*Exercise goal*: Please recast the material from the line containing "Where are 24" up to and including the line containing "cancel-button[interactable]: 취소 xyxy=(49,721,350,777)" as a Markdown table with the columns Row and Line, leaving out any blank lines.

--- Start of Dataset rows ---

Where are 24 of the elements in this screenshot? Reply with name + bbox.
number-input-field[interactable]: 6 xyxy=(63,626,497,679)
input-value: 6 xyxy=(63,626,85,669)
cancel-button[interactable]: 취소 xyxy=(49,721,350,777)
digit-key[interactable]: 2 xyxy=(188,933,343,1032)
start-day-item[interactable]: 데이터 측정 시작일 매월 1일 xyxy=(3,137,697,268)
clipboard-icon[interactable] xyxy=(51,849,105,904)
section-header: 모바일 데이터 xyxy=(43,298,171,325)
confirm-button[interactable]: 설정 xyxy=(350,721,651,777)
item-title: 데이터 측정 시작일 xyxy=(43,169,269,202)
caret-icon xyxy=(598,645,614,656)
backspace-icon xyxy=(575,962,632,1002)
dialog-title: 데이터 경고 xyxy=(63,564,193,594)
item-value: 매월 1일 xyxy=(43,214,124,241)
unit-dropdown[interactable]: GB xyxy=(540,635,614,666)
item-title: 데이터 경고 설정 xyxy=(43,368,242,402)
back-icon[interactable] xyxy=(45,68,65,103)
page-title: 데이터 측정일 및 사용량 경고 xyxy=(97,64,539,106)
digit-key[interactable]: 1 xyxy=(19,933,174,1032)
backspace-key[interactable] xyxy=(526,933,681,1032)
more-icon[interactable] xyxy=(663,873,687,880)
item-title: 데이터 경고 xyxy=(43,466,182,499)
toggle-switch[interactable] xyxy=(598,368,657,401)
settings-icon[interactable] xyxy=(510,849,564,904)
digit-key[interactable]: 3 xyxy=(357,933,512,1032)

--- End of Dataset rows ---
--- Start of Dataset rows ---

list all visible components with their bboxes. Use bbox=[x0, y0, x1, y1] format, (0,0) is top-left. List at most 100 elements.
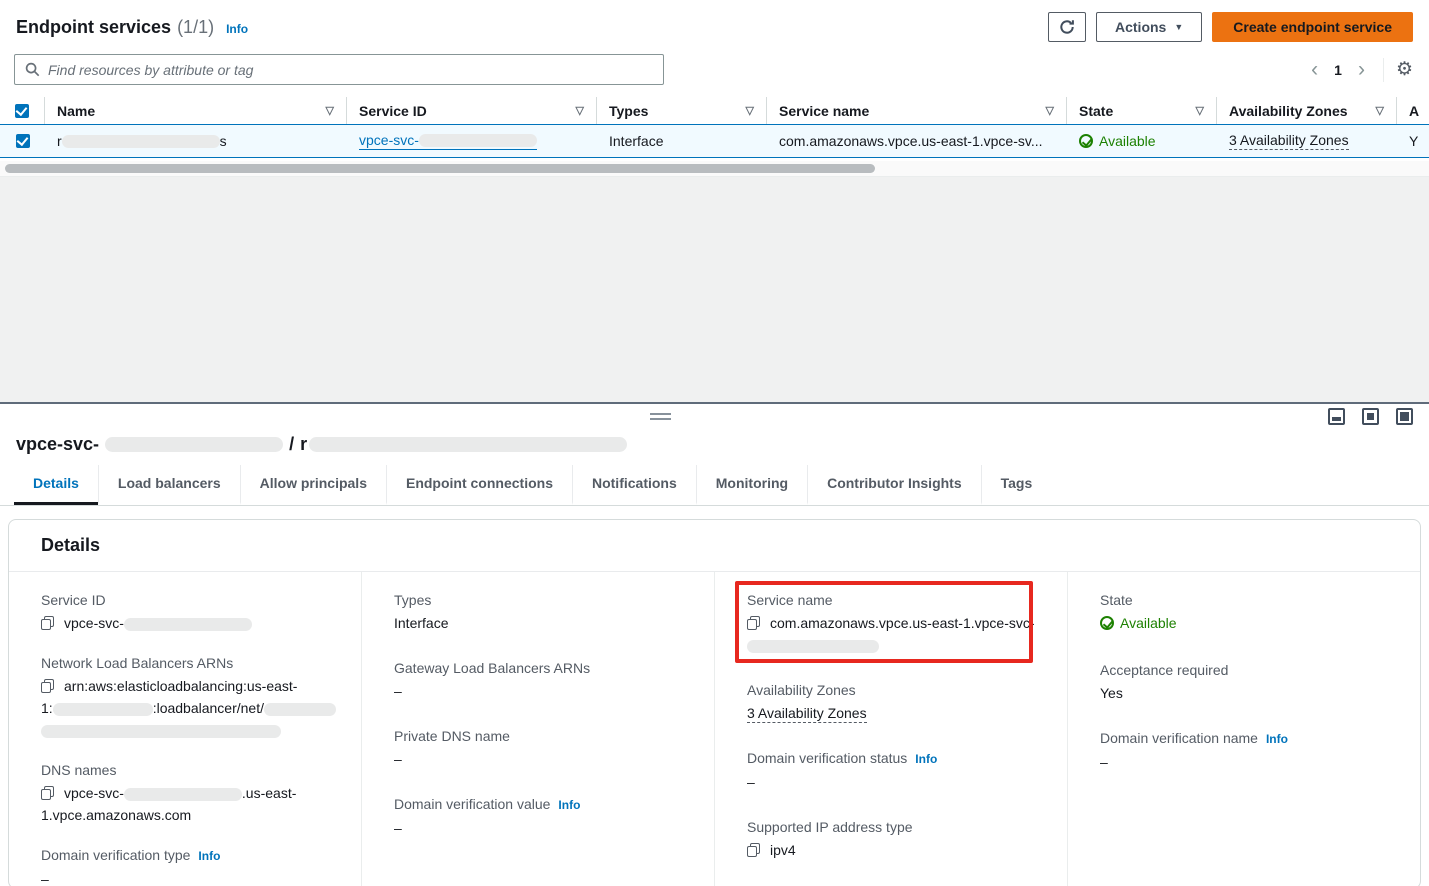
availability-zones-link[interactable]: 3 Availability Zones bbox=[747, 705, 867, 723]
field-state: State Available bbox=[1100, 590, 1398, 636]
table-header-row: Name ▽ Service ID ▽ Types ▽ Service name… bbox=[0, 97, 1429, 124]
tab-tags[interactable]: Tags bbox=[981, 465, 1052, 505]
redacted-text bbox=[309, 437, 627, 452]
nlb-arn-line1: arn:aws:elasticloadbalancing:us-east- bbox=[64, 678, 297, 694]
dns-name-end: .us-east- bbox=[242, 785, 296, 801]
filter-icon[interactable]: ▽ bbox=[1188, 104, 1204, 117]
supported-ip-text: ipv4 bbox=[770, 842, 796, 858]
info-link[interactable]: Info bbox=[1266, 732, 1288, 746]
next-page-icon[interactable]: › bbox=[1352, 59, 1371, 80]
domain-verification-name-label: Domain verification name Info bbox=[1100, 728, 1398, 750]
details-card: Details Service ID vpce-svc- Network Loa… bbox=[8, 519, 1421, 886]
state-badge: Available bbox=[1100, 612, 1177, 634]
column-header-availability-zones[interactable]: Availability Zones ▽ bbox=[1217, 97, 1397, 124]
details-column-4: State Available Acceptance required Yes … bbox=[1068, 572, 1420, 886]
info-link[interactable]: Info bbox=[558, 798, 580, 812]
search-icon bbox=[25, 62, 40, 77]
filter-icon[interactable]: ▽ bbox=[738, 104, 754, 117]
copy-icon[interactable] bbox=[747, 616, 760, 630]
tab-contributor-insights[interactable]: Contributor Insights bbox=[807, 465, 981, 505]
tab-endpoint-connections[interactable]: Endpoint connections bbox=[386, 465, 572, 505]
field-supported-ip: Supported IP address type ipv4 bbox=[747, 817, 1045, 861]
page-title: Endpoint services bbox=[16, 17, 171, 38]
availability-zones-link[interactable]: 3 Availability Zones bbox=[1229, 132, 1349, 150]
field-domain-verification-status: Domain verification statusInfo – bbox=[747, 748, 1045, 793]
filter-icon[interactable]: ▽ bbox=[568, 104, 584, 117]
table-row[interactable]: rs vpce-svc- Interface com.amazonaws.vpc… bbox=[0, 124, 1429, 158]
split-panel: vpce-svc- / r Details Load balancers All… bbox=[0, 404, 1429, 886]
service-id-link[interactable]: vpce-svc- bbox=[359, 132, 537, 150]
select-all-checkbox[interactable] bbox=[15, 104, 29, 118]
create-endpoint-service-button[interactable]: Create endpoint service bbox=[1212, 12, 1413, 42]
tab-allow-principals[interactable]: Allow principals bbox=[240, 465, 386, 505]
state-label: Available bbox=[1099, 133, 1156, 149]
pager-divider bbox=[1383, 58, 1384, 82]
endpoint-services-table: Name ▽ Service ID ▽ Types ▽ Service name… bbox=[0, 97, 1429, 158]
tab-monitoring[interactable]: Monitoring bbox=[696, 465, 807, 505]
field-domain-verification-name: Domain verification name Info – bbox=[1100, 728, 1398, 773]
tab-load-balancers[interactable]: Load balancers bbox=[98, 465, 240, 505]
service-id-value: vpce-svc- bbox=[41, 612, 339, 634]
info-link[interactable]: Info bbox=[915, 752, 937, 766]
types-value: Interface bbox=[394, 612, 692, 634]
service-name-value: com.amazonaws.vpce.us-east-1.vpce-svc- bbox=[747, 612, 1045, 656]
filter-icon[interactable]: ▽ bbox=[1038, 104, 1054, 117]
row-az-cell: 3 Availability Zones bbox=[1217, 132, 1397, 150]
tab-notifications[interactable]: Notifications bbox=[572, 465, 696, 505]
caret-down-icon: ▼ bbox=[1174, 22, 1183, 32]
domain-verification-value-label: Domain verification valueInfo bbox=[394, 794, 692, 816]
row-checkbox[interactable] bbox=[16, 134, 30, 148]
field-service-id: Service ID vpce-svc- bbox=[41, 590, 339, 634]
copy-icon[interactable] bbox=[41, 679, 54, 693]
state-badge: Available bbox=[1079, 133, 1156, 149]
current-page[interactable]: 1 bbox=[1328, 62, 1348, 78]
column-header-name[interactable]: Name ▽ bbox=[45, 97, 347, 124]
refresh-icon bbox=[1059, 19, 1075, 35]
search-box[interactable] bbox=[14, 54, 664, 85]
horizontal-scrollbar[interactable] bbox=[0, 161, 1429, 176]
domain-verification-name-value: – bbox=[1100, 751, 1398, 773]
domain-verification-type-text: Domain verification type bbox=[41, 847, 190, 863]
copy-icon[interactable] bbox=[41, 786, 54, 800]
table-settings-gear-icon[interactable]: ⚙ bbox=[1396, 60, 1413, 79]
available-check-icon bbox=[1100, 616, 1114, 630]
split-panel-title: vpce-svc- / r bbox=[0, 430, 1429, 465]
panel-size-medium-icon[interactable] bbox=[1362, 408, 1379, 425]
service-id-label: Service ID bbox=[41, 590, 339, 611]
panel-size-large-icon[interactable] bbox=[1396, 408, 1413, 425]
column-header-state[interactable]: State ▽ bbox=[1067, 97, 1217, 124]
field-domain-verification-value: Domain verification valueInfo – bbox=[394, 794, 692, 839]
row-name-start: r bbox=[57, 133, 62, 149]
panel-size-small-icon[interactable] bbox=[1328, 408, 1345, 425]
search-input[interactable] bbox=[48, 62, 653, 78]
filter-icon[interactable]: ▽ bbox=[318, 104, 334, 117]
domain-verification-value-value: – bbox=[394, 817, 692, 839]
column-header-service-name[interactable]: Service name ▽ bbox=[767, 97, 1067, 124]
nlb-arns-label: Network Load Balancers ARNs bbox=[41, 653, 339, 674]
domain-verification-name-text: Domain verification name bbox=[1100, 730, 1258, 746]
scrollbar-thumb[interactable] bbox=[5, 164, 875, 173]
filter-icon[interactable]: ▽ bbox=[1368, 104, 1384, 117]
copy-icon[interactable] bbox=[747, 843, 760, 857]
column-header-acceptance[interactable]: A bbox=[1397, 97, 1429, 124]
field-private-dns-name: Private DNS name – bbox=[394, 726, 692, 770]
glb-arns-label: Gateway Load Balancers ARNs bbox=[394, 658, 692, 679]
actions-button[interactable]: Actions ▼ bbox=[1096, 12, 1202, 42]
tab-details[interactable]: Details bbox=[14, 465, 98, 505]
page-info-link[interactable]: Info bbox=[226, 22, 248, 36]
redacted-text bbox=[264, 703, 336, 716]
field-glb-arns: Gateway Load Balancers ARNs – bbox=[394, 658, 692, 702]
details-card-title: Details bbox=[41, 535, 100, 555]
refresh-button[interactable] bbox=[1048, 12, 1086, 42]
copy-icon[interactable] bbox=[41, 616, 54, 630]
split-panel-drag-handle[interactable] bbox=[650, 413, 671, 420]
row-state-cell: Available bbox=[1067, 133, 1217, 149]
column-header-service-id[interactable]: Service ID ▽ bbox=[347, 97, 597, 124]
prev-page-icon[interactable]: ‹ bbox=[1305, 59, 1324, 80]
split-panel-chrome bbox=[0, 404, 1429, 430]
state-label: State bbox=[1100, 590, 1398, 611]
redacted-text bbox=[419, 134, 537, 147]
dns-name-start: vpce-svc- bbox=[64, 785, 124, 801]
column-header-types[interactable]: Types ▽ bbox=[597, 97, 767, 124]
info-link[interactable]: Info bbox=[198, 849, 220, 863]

--- End of Dataset rows ---

*Result of the exercise*:
| Row | Line |
|---|---|
| 1 | Where are 24 of the elements in this screenshot? Reply with name + bbox. |
| 2 | number-input-field[interactable]: 6 xyxy=(63,626,497,679) |
| 3 | input-value: 6 xyxy=(63,626,85,669) |
| 4 | cancel-button[interactable]: 취소 xyxy=(49,721,350,777) |